■ Stated goal ■
Give the data below again, word for word.

■ Extracted material ■
= = = = = = =
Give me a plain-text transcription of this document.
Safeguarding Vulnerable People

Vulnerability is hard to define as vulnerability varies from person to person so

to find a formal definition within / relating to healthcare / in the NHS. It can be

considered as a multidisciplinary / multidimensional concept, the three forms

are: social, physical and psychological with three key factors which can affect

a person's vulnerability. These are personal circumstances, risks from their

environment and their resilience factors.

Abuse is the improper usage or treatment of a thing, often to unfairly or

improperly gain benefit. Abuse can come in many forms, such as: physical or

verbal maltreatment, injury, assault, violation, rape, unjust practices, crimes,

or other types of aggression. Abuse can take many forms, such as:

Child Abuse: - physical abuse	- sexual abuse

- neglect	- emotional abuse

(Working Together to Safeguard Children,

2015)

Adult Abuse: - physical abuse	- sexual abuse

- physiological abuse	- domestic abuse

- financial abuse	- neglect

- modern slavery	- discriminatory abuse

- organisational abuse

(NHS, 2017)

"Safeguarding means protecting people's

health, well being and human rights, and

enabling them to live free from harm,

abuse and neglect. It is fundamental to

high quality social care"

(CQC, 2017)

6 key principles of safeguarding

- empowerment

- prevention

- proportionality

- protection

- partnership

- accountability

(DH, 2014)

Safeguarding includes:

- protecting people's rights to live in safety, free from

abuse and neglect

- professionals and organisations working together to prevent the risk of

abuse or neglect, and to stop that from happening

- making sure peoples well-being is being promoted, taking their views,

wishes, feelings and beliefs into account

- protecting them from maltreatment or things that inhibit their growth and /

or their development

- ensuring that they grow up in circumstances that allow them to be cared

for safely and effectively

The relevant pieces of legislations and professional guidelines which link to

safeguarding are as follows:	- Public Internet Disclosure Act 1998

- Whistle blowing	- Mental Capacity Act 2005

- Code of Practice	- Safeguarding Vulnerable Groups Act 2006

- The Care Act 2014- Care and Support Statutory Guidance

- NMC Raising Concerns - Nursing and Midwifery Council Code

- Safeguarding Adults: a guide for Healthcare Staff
= = = = = = =
■ Solution ■
Give me a plain-text transcription of this document.
Safeguarding Vulnerable People

Vulnerability is hard to define as vulnerability varies from person to person so

to find a formal definition within / relating to healthcare / in the NHS. It can be

considered as a multidisciplinary / multidimensional concept, the three forms

are: social, physical and psychological with three key factors which can affect

a person's vulnerability. These are personal circumstances, risks from their

environment and their resilience factors.

Abuse is the improper usage or treatment of a thing, often to unfairly or

improperly gain benefit. Abuse can come in many forms, such as: physical or

verbal maltreatment, injury, assault, violation, rape, unjust practices, crimes,

or other types of aggression. Abuse can take many forms, such as:

Child Abuse: - physical abuse	- sexual abuse

- neglect	- emotional abuse

(Working Together to Safeguard Children,

2015)

Adult Abuse: - physical abuse	- sexual abuse

- physiological abuse	- domestic abuse

- financial abuse	- neglect

- modern slavery	- discriminatory abuse

- organisational abuse

(NHS, 2017)

"Safeguarding means protecting people's

health, well being and human rights, and

enabling them to live free from harm,

abuse and neglect. It is fundamental to

high quality social care"

(CQC, 2017)

6 key principles of safeguarding

- empowerment

- prevention

- proportionality

- protection

- partnership

- accountability

(DH, 2014)

Safeguarding includes:

- protecting people's rights to live in safety, free from

abuse and neglect

- professionals and organisations working together to prevent the risk of

abuse or neglect, and to stop that from happening

- making sure peoples well-being is being promoted, taking their views,

wishes, feelings and beliefs into account

- protecting them from maltreatment or things that inhibit their growth and /

or their development

- ensuring that they grow up in circumstances that allow them to be cared

for safely and effectively

The relevant pieces of legislations and professional guidelines which link to

safeguarding are as follows:	- Public Internet Disclosure Act 1998

- Whistle blowing	- Mental Capacity Act 2005

- Code of Practice	- Safeguarding Vulnerable Groups Act 2006

- The Care Act 2014- Care and Support Statutory Guidance

- NMC Raising Concerns - Nursing and Midwifery Council Code

- Safeguarding Adults: a guide for Healthcare Staff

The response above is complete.